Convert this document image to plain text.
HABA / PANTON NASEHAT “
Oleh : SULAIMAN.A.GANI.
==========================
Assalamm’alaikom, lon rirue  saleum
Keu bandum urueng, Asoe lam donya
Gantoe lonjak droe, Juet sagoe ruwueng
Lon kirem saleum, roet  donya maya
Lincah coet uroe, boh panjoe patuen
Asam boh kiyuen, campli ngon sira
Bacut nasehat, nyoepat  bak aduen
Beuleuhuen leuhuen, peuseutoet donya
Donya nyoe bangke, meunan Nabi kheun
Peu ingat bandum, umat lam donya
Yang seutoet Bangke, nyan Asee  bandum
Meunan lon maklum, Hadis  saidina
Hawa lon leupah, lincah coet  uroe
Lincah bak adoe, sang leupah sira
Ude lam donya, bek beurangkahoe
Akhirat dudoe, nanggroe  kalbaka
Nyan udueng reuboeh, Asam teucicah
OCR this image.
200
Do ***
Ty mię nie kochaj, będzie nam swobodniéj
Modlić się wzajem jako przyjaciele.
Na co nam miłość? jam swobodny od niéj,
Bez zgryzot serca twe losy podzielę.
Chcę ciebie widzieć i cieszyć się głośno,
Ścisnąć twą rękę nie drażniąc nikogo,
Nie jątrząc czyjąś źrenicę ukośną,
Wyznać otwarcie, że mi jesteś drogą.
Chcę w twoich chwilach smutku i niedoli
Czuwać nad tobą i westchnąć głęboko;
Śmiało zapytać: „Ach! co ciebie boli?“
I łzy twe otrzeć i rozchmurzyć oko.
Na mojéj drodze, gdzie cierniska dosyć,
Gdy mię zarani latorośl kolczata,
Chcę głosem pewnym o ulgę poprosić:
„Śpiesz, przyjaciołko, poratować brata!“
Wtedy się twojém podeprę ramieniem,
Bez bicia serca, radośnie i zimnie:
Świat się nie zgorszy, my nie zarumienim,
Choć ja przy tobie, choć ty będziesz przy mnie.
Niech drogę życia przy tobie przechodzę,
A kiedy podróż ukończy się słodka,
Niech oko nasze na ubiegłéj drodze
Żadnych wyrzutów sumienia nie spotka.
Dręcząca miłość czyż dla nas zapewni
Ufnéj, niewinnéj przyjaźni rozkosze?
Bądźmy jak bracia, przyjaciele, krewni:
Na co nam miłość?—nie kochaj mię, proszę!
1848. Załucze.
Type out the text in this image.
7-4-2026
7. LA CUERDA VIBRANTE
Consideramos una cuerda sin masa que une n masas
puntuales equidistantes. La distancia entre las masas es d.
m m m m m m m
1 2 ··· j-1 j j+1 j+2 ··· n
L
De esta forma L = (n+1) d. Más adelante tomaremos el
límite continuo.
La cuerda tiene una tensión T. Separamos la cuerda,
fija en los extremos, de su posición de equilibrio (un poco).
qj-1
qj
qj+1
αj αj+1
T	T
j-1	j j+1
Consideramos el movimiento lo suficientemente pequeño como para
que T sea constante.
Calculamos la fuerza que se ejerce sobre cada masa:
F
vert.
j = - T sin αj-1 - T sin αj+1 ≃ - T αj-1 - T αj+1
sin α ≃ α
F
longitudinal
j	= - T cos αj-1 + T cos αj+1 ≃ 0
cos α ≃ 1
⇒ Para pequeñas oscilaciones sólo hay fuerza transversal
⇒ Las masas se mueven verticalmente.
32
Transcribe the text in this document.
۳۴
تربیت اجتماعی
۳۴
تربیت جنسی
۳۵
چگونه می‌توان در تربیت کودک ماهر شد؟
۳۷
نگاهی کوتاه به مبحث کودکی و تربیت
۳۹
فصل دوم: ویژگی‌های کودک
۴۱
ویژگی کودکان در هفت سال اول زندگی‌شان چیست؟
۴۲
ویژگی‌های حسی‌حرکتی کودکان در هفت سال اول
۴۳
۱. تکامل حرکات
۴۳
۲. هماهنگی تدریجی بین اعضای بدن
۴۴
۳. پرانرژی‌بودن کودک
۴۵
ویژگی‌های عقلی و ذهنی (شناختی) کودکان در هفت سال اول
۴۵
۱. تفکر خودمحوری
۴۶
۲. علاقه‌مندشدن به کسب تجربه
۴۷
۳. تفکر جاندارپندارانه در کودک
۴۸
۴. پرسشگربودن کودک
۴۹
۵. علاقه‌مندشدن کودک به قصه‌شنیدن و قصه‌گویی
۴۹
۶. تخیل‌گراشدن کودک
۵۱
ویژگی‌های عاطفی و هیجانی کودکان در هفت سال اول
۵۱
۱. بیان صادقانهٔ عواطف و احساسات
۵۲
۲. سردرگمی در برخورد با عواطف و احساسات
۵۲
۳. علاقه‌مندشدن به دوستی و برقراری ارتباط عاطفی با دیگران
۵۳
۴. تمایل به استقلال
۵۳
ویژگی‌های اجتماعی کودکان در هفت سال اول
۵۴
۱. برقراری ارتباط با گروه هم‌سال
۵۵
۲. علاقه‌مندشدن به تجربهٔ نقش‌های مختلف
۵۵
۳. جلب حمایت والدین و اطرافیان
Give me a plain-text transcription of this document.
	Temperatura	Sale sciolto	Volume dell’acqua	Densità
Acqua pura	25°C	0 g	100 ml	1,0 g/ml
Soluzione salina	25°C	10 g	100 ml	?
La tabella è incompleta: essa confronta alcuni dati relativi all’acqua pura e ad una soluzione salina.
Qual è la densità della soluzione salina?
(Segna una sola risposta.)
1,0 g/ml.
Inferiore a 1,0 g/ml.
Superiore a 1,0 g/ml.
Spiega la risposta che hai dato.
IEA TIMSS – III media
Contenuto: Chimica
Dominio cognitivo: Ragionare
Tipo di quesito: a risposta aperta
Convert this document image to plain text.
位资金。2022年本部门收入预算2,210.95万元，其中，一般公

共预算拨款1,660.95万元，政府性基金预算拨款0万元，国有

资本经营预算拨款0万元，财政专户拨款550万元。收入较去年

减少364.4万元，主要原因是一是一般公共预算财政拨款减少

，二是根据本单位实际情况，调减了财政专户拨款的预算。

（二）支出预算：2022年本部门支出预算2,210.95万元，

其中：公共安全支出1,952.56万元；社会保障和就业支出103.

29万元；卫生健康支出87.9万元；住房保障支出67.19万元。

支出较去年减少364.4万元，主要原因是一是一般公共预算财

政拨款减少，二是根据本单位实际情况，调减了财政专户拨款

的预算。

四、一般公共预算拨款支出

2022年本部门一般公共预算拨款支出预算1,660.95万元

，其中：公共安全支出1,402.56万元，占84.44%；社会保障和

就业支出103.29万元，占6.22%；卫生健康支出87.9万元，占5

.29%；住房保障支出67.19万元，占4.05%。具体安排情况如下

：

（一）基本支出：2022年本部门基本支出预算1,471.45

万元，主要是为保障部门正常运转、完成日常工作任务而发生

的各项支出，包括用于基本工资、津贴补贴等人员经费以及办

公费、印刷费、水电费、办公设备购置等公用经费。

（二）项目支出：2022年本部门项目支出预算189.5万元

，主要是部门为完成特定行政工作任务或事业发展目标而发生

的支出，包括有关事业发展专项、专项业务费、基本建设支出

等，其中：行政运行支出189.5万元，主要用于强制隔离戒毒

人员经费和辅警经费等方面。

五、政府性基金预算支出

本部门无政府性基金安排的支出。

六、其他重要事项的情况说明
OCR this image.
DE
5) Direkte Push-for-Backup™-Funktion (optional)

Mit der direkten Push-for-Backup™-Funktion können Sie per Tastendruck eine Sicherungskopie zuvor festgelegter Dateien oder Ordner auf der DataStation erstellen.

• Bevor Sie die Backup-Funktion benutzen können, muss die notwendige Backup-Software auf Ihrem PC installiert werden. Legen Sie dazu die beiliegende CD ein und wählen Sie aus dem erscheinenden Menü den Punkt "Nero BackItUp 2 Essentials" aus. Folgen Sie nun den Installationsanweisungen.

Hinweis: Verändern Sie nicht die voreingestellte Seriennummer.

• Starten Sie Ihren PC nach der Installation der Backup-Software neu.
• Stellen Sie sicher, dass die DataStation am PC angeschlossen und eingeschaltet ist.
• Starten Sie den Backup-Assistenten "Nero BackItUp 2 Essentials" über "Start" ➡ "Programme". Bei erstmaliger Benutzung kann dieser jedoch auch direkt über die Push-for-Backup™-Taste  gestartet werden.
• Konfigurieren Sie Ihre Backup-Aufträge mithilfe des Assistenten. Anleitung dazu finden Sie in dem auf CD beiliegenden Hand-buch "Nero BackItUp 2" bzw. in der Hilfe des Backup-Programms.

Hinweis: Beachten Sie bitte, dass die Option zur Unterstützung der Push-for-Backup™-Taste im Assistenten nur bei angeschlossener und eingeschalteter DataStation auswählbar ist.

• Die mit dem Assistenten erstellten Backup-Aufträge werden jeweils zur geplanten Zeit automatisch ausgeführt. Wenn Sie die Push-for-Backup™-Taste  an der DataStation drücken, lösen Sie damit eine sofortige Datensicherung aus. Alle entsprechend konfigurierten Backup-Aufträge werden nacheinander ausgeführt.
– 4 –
****************************************
- TASK DETAILS -
Read through the entries and copy every line that includes "pura".

- FINISHED TASK -
Acqua pura	25°C	0 g	100 ml	1,0 g/ml
La tabella è incompleta: essa confronta alcuni dati relativi all’acqua pura e ad una soluzione salina.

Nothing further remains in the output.